━━ The data

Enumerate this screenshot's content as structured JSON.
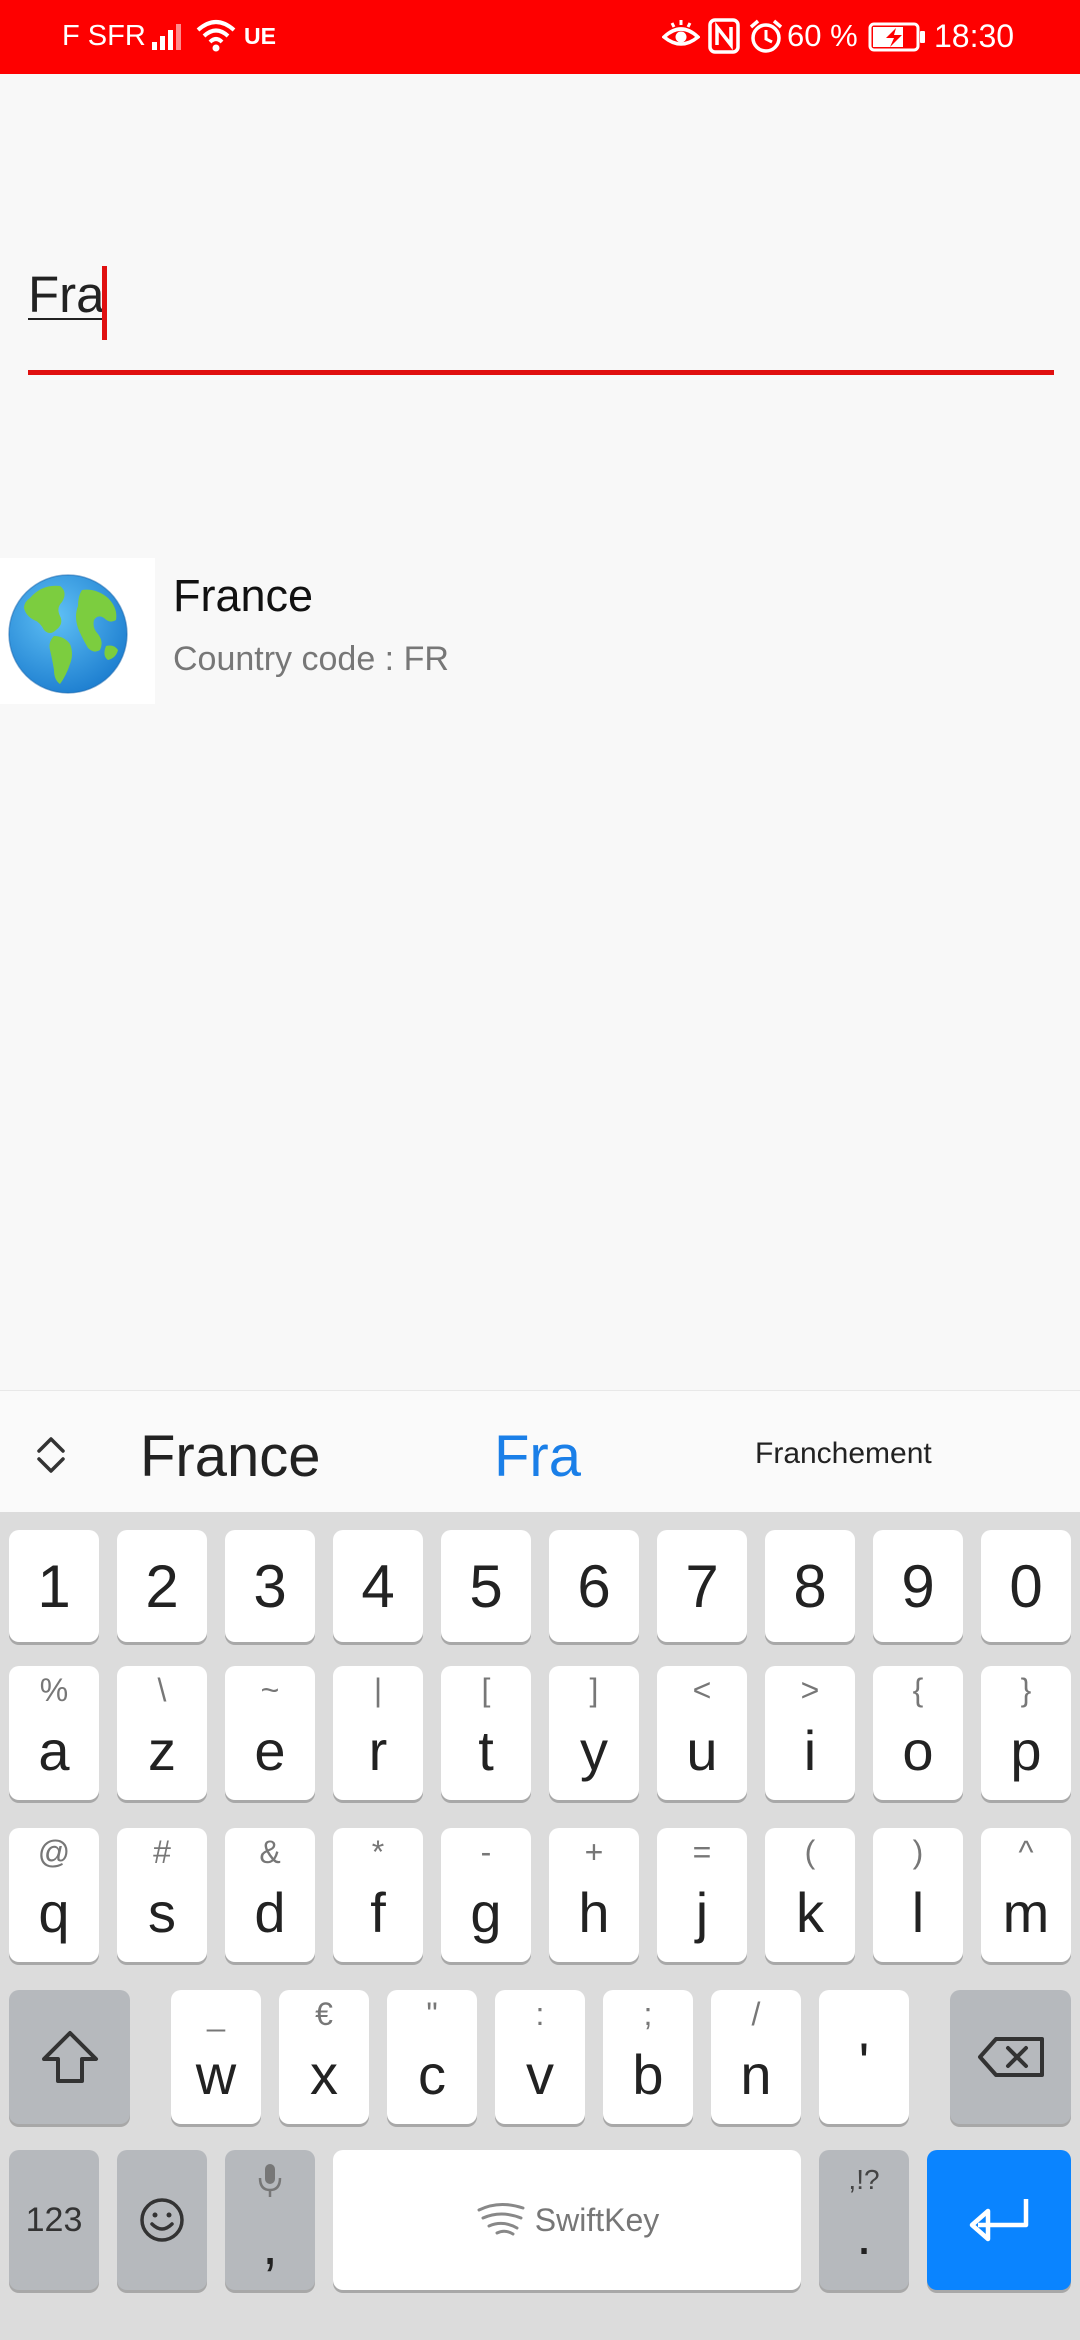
{
  "status_bar": {
    "carrier": "F SFR",
    "network": "UE",
    "battery_percent": "60 %",
    "time": "18:30",
    "icons": [
      "signal-icon",
      "wifi-icon",
      "eye-icon",
      "nfc-icon",
      "alarm-icon",
      "battery-charging-icon"
    ],
    "background_color": "#fe0000"
  },
  "search": {
    "value": "Fra",
    "accent_color": "#e01010"
  },
  "results": [
    {
      "icon": "globe-icon",
      "title": "France",
      "subtitle": "Country code : FR"
    }
  ],
  "keyboard": {
    "suggestions": [
      "France",
      "Fra",
      "Franchement"
    ],
    "number_row": [
      "1",
      "2",
      "3",
      "4",
      "5",
      "6",
      "7",
      "8",
      "9",
      "0"
    ],
    "row1": [
      {
        "main": "a",
        "alt": "%"
      },
      {
        "main": "z",
        "alt": "\\"
      },
      {
        "main": "e",
        "alt": "~"
      },
      {
        "main": "r",
        "alt": "|"
      },
      {
        "main": "t",
        "alt": "["
      },
      {
        "main": "y",
        "alt": "]"
      },
      {
        "main": "u",
        "alt": "<"
      },
      {
        "main": "i",
        "alt": ">"
      },
      {
        "main": "o",
        "alt": "{"
      },
      {
        "main": "p",
        "alt": "}"
      }
    ],
    "row2": [
      {
        "main": "q",
        "alt": "@"
      },
      {
        "main": "s",
        "alt": "#"
      },
      {
        "main": "d",
        "alt": "&"
      },
      {
        "main": "f",
        "alt": "*"
      },
      {
        "main": "g",
        "alt": "-"
      },
      {
        "main": "h",
        "alt": "+"
      },
      {
        "main": "j",
        "alt": "="
      },
      {
        "main": "k",
        "alt": "("
      },
      {
        "main": "l",
        "alt": ")"
      },
      {
        "main": "m",
        "alt": "^"
      }
    ],
    "row3": [
      {
        "main": "w",
        "alt": "_"
      },
      {
        "main": "x",
        "alt": "€"
      },
      {
        "main": "c",
        "alt": "\""
      },
      {
        "main": "v",
        "alt": ":"
      },
      {
        "main": "b",
        "alt": ";"
      },
      {
        "main": "n",
        "alt": "/"
      },
      {
        "main": "'",
        "alt": ""
      }
    ],
    "numbers_key": "123",
    "comma_key": ",",
    "space_label": "SwiftKey",
    "period_key": ".",
    "period_alt": ",!?",
    "enter_color": "#0a84ff"
  }
}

━━━━

## Task details
Your task is to reproduce all of the material exactly. The pictures stay out.

## The solution
Enumerate this screenshot's content as structured JSON.
{
  "status_bar": {
    "carrier": "F SFR",
    "network": "UE",
    "battery_percent": "60 %",
    "time": "18:30",
    "icons": [
      "signal-icon",
      "wifi-icon",
      "eye-icon",
      "nfc-icon",
      "alarm-icon",
      "battery-charging-icon"
    ],
    "background_color": "#fe0000"
  },
  "search": {
    "value": "Fra",
    "accent_color": "#e01010"
  },
  "results": [
    {
      "icon": "globe-icon",
      "title": "France",
      "subtitle": "Country code : FR"
    }
  ],
  "keyboard": {
    "suggestions": [
      "France",
      "Fra",
      "Franchement"
    ],
    "number_row": [
      "1",
      "2",
      "3",
      "4",
      "5",
      "6",
      "7",
      "8",
      "9",
      "0"
    ],
    "row1": [
      {
        "main": "a",
        "alt": "%"
      },
      {
        "main": "z",
        "alt": "\\"
      },
      {
        "main": "e",
        "alt": "~"
      },
      {
        "main": "r",
        "alt": "|"
      },
      {
        "main": "t",
        "alt": "["
      },
      {
        "main": "y",
        "alt": "]"
      },
      {
        "main": "u",
        "alt": "<"
      },
      {
        "main": "i",
        "alt": ">"
      },
      {
        "main": "o",
        "alt": "{"
      },
      {
        "main": "p",
        "alt": "}"
      }
    ],
    "row2": [
      {
        "main": "q",
        "alt": "@"
      },
      {
        "main": "s",
        "alt": "#"
      },
      {
        "main": "d",
        "alt": "&"
      },
      {
        "main": "f",
        "alt": "*"
      },
      {
        "main": "g",
        "alt": "-"
      },
      {
        "main": "h",
        "alt": "+"
      },
      {
        "main": "j",
        "alt": "="
      },
      {
        "main": "k",
        "alt": "("
      },
      {
        "main": "l",
        "alt": ")"
      },
      {
        "main": "m",
        "alt": "^"
      }
    ],
    "row3": [
      {
        "main": "w",
        "alt": "_"
      },
      {
        "main": "x",
        "alt": "€"
      },
      {
        "main": "c",
        "alt": "\""
      },
      {
        "main": "v",
        "alt": ":"
      },
      {
        "main": "b",
        "alt": ";"
      },
      {
        "main": "n",
        "alt": "/"
      },
      {
        "main": "'",
        "alt": ""
      }
    ],
    "numbers_key": "123",
    "comma_key": ",",
    "space_label": "SwiftKey",
    "period_key": ".",
    "period_alt": ",!?",
    "enter_color": "#0a84ff"
  }
}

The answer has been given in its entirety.